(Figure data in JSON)

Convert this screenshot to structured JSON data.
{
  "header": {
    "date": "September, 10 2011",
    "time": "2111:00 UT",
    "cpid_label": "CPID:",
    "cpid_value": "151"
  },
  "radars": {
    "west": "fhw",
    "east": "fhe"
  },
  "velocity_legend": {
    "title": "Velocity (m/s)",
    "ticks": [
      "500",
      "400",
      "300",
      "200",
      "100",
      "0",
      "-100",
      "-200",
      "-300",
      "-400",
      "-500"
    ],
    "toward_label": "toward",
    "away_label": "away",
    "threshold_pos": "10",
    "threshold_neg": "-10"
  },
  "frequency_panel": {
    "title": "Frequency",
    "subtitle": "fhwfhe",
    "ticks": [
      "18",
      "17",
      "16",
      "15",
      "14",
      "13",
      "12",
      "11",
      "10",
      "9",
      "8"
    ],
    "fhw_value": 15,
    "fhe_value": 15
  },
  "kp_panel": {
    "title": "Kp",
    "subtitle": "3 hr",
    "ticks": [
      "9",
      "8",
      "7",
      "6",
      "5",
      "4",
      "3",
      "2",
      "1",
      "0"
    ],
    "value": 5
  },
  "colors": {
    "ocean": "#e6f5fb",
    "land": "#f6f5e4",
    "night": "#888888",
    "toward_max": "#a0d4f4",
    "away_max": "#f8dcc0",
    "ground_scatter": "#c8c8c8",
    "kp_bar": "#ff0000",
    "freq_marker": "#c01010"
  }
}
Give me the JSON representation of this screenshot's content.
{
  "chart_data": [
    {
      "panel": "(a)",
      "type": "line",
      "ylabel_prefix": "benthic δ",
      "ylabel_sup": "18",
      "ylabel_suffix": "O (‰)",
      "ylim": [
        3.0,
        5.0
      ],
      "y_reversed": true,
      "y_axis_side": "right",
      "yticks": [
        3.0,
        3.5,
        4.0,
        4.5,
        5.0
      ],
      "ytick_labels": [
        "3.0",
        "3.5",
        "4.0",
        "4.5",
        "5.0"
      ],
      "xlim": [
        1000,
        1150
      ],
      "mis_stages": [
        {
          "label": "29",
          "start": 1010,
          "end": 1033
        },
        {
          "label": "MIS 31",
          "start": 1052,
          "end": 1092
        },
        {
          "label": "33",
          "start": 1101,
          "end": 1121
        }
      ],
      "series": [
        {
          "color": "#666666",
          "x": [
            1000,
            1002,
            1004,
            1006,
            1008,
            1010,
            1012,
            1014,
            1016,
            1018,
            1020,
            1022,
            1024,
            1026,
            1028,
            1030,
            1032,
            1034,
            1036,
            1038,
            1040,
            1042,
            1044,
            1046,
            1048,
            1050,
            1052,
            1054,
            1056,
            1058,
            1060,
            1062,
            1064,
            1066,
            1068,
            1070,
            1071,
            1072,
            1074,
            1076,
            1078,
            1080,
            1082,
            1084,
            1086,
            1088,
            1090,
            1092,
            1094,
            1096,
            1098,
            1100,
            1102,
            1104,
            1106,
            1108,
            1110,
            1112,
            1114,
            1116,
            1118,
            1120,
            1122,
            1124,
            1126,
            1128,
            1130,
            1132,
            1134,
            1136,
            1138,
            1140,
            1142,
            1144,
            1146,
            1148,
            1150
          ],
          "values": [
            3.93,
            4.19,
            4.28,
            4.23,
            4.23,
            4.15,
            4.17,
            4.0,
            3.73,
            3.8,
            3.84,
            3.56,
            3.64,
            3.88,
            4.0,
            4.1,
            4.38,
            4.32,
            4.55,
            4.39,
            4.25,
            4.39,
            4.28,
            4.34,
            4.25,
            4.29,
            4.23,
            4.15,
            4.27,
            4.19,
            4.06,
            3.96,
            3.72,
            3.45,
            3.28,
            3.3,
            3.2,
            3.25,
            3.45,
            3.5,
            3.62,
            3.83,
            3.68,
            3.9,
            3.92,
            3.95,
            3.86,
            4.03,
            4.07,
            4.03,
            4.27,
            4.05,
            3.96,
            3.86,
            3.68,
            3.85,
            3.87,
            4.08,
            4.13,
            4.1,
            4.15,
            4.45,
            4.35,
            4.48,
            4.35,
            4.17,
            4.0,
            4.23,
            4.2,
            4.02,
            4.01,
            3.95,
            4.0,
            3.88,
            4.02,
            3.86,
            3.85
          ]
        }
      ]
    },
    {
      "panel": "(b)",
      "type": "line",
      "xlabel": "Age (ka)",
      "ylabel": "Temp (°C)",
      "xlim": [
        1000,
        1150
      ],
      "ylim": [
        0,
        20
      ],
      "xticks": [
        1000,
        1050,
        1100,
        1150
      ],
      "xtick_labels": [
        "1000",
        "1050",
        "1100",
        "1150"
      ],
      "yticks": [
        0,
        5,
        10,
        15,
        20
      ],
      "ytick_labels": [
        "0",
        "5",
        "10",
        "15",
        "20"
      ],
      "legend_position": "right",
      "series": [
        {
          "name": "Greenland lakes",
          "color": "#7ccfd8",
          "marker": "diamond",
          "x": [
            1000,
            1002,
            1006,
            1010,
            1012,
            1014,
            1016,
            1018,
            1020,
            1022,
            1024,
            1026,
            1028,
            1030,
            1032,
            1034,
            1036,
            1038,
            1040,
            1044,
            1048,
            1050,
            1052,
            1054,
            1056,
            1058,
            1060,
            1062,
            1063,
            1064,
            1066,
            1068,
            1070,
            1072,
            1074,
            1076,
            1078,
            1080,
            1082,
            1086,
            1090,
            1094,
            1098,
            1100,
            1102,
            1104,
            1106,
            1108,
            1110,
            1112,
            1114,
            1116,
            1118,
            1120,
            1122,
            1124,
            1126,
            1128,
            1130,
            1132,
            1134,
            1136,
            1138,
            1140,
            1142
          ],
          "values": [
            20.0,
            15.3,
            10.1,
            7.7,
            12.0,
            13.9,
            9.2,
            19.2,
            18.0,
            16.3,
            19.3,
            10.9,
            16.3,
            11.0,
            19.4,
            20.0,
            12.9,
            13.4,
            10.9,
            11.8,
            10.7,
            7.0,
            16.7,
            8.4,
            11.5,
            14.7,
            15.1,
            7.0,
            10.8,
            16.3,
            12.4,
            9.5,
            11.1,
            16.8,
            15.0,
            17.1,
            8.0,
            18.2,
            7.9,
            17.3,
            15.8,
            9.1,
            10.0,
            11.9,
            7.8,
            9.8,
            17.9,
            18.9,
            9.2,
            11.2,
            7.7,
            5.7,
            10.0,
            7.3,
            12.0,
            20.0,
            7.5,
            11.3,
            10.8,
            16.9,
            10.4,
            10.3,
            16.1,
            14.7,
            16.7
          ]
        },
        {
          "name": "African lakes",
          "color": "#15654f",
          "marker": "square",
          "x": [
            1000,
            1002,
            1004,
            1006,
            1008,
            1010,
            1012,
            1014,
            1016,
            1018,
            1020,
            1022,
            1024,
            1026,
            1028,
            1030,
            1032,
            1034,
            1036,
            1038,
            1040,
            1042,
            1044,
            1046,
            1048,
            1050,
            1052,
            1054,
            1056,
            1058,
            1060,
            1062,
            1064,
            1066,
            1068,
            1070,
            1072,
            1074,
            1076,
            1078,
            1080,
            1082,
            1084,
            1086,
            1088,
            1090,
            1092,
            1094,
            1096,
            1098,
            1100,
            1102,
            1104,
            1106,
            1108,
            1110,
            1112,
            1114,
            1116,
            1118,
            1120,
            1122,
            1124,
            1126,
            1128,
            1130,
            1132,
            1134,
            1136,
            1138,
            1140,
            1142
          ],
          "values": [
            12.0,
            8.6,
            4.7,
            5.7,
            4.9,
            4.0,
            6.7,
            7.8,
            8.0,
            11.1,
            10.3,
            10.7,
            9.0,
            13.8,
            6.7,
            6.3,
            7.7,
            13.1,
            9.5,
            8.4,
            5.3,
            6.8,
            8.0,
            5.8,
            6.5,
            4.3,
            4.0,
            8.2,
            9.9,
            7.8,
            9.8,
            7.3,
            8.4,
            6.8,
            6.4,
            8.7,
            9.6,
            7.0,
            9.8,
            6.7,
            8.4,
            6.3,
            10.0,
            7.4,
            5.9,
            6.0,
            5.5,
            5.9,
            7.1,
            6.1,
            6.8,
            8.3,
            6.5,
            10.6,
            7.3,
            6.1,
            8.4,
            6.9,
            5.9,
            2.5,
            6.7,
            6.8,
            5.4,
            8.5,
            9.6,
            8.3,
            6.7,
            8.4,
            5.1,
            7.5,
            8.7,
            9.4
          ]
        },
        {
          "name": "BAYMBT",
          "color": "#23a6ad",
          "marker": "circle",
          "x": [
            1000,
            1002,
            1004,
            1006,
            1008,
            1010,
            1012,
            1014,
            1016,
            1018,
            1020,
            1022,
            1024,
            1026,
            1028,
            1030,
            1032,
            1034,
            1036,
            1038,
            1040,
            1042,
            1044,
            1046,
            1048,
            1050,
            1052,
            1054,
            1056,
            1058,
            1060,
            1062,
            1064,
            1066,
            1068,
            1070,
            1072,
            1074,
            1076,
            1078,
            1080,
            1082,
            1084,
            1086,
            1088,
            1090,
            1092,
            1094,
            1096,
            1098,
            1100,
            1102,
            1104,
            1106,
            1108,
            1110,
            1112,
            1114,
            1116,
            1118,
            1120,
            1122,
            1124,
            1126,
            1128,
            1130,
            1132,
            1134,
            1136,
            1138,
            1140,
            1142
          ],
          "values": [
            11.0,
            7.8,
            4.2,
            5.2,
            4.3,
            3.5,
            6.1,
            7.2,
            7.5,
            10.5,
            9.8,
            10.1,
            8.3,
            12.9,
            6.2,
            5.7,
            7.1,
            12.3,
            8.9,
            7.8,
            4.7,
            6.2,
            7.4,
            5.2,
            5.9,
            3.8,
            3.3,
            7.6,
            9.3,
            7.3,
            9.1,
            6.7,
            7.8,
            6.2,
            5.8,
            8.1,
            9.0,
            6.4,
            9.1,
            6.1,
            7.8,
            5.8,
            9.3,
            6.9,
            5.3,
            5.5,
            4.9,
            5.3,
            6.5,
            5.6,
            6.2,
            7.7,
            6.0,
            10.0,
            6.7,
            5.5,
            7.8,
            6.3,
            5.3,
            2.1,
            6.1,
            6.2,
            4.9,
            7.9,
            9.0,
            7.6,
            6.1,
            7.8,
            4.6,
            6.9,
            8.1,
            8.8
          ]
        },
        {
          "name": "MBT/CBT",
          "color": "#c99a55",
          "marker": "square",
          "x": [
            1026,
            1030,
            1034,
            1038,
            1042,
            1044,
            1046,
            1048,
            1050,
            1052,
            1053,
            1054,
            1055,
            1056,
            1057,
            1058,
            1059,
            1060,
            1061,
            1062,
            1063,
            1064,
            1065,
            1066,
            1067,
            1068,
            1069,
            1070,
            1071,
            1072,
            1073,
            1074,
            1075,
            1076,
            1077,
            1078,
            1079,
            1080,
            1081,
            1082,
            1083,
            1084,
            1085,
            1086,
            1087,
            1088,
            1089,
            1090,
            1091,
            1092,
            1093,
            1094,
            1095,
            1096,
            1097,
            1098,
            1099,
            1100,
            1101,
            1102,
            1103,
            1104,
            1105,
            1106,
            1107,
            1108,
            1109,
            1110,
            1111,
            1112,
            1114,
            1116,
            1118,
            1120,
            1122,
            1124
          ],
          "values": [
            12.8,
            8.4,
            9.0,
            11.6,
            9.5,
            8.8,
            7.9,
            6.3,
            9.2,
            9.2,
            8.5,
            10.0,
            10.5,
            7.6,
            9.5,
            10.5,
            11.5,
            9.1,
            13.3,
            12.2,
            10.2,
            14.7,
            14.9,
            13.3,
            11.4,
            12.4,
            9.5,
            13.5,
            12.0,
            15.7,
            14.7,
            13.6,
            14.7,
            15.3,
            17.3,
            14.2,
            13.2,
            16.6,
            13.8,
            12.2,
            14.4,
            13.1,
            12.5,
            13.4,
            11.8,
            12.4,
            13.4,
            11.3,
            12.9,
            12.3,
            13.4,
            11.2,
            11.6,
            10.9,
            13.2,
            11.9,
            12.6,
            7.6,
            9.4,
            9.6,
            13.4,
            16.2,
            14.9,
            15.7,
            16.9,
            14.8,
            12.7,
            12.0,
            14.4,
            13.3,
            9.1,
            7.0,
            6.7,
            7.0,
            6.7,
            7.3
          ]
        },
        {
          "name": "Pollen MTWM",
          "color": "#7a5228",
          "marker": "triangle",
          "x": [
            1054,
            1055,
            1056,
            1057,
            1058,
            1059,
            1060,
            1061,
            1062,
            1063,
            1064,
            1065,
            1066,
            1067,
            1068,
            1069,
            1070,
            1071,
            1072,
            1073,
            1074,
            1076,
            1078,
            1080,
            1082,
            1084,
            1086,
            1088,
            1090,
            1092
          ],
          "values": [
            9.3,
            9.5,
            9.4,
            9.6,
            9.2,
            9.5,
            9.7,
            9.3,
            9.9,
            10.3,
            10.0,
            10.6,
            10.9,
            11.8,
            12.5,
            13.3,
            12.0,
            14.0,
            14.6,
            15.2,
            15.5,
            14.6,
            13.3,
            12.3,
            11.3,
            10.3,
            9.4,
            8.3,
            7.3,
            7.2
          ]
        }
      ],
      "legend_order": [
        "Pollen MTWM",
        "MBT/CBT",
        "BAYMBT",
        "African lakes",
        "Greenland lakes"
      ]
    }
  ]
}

Objective: Note how many lines of the material contain the string "Greenland". Then report that number by itself.

Exercise solution: 2